⟨

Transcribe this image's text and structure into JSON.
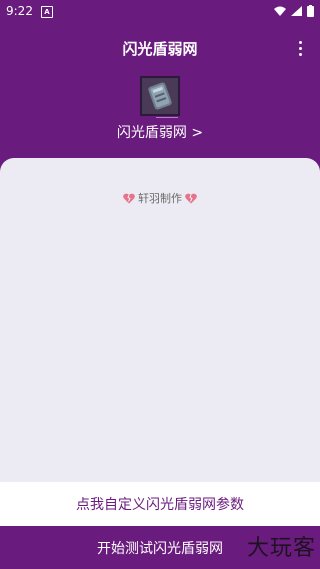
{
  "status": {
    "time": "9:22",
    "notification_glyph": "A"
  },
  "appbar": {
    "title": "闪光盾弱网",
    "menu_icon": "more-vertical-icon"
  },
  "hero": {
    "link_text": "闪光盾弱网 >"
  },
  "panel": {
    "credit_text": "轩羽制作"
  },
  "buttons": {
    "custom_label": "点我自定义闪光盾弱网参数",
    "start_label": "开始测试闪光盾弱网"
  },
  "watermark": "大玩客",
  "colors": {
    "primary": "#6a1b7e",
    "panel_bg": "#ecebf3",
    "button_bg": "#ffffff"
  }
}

⟩
⟨

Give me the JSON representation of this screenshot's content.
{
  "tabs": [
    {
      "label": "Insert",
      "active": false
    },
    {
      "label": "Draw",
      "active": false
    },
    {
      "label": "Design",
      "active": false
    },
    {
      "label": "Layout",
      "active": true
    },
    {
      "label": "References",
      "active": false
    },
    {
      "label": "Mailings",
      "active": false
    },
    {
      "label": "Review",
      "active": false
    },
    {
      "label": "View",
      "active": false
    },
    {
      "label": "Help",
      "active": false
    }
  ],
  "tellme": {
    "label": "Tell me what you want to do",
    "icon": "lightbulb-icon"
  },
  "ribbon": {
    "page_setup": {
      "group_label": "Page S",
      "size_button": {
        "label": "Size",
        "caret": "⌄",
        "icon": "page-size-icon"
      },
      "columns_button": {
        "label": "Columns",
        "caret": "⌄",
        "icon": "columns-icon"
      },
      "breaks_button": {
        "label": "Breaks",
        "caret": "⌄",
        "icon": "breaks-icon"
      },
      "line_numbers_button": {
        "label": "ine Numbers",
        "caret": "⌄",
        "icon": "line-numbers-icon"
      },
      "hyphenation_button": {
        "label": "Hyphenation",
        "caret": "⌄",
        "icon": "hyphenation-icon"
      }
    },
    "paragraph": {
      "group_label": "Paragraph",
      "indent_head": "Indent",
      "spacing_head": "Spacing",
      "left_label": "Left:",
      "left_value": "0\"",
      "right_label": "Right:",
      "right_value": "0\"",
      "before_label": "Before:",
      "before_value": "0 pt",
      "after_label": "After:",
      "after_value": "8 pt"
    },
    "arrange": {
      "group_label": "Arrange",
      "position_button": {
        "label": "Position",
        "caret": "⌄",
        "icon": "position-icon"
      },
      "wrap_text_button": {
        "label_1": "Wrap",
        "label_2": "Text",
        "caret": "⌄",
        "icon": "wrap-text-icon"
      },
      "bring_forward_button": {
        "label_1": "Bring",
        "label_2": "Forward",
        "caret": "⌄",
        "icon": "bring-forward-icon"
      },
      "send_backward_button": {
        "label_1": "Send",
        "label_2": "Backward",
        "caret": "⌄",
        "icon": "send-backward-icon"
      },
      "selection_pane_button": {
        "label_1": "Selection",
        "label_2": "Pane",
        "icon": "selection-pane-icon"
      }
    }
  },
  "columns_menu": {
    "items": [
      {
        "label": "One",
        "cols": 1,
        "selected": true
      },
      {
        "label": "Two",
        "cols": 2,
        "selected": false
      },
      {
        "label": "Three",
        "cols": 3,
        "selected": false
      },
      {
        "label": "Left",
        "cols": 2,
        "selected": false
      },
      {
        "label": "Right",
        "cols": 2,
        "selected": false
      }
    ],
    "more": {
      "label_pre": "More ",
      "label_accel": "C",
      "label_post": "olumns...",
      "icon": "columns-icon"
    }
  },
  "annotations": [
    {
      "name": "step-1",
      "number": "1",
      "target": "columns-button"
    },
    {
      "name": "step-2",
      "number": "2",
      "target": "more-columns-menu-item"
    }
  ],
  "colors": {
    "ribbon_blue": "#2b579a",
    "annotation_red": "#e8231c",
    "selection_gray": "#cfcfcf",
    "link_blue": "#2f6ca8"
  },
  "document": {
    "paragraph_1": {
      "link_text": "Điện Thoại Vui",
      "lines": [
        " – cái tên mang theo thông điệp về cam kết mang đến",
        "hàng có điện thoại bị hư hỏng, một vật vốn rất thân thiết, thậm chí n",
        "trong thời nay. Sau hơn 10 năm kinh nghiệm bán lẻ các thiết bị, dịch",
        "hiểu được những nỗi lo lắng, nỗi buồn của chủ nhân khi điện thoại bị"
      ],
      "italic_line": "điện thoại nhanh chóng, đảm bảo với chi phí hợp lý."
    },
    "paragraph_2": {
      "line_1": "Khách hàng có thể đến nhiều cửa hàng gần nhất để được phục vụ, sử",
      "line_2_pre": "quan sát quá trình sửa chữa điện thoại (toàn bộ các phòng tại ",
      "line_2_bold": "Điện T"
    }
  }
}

⟩

What is expected - Copy out each line of the data where the string "target" appears.

Solved exercise -
      "target": "columns-button"
      "target": "more-columns-menu-item"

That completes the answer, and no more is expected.